_Written instruction_
From the listing below, extract every line in which the word "color" appears.

○ ○ ○ ○

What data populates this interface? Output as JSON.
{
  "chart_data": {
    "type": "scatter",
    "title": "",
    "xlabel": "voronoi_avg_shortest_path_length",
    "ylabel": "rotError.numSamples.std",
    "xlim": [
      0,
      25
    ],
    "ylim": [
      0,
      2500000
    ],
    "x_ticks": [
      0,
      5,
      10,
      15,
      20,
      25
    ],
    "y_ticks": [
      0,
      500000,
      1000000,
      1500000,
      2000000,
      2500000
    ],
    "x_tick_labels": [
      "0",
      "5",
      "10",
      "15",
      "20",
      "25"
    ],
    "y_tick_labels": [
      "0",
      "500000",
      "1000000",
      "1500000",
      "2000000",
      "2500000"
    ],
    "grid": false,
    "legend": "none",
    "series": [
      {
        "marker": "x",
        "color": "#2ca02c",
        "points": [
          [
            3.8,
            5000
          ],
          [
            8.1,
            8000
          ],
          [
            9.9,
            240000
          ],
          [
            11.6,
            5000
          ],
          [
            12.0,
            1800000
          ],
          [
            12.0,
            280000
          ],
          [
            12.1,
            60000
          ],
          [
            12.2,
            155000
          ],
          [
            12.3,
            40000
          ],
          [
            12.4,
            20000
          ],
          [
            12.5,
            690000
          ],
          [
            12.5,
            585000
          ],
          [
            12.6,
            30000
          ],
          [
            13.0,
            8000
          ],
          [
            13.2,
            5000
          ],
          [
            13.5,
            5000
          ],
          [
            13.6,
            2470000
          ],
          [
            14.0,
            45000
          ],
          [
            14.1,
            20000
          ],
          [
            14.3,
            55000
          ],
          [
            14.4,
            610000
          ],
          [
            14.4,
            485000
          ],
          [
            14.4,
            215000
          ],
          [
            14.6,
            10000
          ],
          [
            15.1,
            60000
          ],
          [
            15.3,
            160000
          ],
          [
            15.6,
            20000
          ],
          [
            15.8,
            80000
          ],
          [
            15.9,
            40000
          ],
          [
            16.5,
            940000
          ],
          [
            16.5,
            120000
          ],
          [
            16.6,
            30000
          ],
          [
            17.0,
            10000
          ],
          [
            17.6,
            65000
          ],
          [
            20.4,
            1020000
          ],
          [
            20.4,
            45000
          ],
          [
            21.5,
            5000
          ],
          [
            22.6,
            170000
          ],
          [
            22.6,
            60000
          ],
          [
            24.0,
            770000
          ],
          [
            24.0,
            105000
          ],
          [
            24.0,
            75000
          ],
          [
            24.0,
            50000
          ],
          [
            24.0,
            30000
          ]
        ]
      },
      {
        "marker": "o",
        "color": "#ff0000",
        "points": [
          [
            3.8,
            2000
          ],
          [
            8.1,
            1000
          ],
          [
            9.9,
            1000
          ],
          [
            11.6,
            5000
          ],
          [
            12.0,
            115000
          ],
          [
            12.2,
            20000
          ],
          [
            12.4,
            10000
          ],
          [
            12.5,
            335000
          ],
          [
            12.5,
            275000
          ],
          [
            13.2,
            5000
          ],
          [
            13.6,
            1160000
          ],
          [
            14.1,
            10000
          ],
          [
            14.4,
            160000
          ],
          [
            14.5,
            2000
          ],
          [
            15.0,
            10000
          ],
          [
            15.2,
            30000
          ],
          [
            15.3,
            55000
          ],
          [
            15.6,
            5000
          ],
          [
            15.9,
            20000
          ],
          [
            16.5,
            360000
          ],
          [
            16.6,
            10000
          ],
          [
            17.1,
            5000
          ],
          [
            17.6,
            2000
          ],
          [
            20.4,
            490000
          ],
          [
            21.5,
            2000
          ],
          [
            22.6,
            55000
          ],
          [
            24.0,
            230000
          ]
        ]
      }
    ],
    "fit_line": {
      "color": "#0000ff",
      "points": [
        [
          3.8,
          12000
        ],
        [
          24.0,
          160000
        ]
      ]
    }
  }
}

○ ○ ○ ○

_Correct output_
        "color": "#2ca02c",
        "color": "#ff0000",
      "color": "#0000ff",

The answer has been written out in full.